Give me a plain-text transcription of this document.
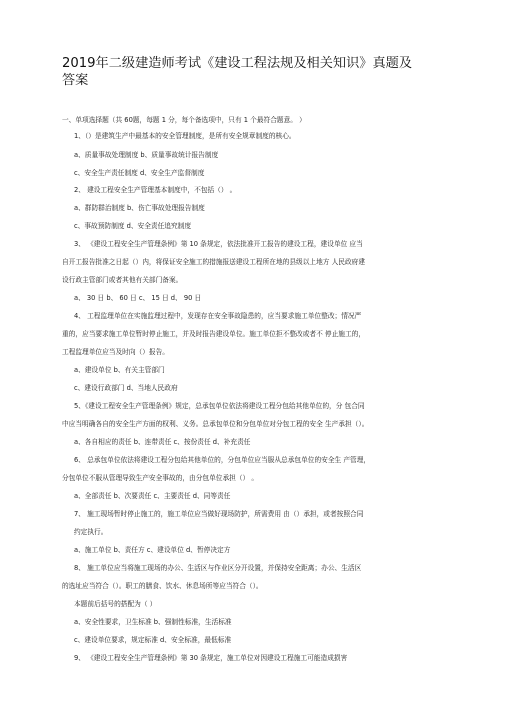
2019年二级建造师考试《建设工程法规及相关知识》真题及
答案
一、单项选择题（共 60题，每题 1 分，每个备选项中，只有 1 个最符合题意。 ）
1、（）是建筑生产中最基本的安全管理制度，是所有安全规章制度的核心。
a、质量事故处理制度 b、质量事故统计报告制度
c、安全生产责任制度 d、安全生产监督制度
2、 建设工程安全生产管理基本制度中，不包括（） 。
a、群防群治制度 b、伤亡事故处理报告制度
c、事故预防制度 d、安全责任追究制度
3、 《建设工程安全生产管理条例》第 10 条规定，依法批准开工报告的建设工程，建设单位 应当
自开工报告批准之日起（）内，将保证安全施工的措施报送建设工程所在地的县级以上地方 人民政府建
设行政主管部门或者其他有关部门备案。
a、 30 日 b、 60 日 c、 15 日 d、 90 日
4、 工程监理单位在实施监理过程中，发现存在安全事故隐患的，应当要求施工单位整改；情况严
重的，应当要求施工单位暂时停止施工，并及时报告建设单位。施工单位拒不整改或者不 停止施工的，
工程监理单位应当及时向（）报告。
a、建设单位 b、有关主管部门
c、建设行政部门 d、当地人民政府
5、《建设工程安全生产管理条例》规定，总承包单位依法将建设工程分包给其他单位的，分 包合同
中应当明确各自的安全生产方面的权利、义务。总承包单位和分包单位对分包工程的安全 生产承担（）。
a、各自相应的责任 b、连带责任 c、按份责任 d、补充责任
6、 总承包单位依法将建设工程分包给其他单位的，分包单位应当服从总承包单位的安全生 产管理，
分包单位不服从管理导致生产安全事故的，由分包单位承担（） 。
a、全部责任 b、次要责任 c、主要责任 d、同等责任
7、 施工现场暂时停止施工的，施工单位应当做好现场防护，所需费用 由（）承担，或者按照合同
约定执行。
a、施工单位 b、责任方 c、建设单位 d、暂停决定方
8、 施工单位应当将施工现场的办公、生活区与作业区分开设置，并保持安全距离；办公、生活区
的选址应当符合（）。职工的膳食、饮水、休息场所等应当符合（）。
本题前后括号的搭配为（ ）
a、安全性要求，卫生标准 b、强制性标准，生活标准
c、建设单位要求，规定标准 d、安全标准，最低标准
9、 《建设工程安全生产管理条例》第 30 条规定，施工单位对因建设工程施工可能造成损害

###

→ Task directions: Repeat the material above verbatim. Leave the pictures behind.

→ Solution for this problem:
Give me a plain-text transcription of this document.
2019年二级建造师考试《建设工程法规及相关知识》真题及
答案
一、单项选择题（共 60题，每题 1 分，每个备选项中，只有 1 个最符合题意。 ）
1、（）是建筑生产中最基本的安全管理制度，是所有安全规章制度的核心。
a、质量事故处理制度 b、质量事故统计报告制度
c、安全生产责任制度 d、安全生产监督制度
2、 建设工程安全生产管理基本制度中，不包括（） 。
a、群防群治制度 b、伤亡事故处理报告制度
c、事故预防制度 d、安全责任追究制度
3、 《建设工程安全生产管理条例》第 10 条规定，依法批准开工报告的建设工程，建设单位 应当
自开工报告批准之日起（）内，将保证安全施工的措施报送建设工程所在地的县级以上地方 人民政府建
设行政主管部门或者其他有关部门备案。
a、 30 日 b、 60 日 c、 15 日 d、 90 日
4、 工程监理单位在实施监理过程中，发现存在安全事故隐患的，应当要求施工单位整改；情况严
重的，应当要求施工单位暂时停止施工，并及时报告建设单位。施工单位拒不整改或者不 停止施工的，
工程监理单位应当及时向（）报告。
a、建设单位 b、有关主管部门
c、建设行政部门 d、当地人民政府
5、《建设工程安全生产管理条例》规定，总承包单位依法将建设工程分包给其他单位的，分 包合同
中应当明确各自的安全生产方面的权利、义务。总承包单位和分包单位对分包工程的安全 生产承担（）。
a、各自相应的责任 b、连带责任 c、按份责任 d、补充责任
6、 总承包单位依法将建设工程分包给其他单位的，分包单位应当服从总承包单位的安全生 产管理，
分包单位不服从管理导致生产安全事故的，由分包单位承担（） 。
a、全部责任 b、次要责任 c、主要责任 d、同等责任
7、 施工现场暂时停止施工的，施工单位应当做好现场防护，所需费用 由（）承担，或者按照合同
约定执行。
a、施工单位 b、责任方 c、建设单位 d、暂停决定方
8、 施工单位应当将施工现场的办公、生活区与作业区分开设置，并保持安全距离；办公、生活区
的选址应当符合（）。职工的膳食、饮水、休息场所等应当符合（）。
本题前后括号的搭配为（ ）
a、安全性要求，卫生标准 b、强制性标准，生活标准
c、建设单位要求，规定标准 d、安全标准，最低标准
9、 《建设工程安全生产管理条例》第 30 条规定，施工单位对因建设工程施工可能造成损害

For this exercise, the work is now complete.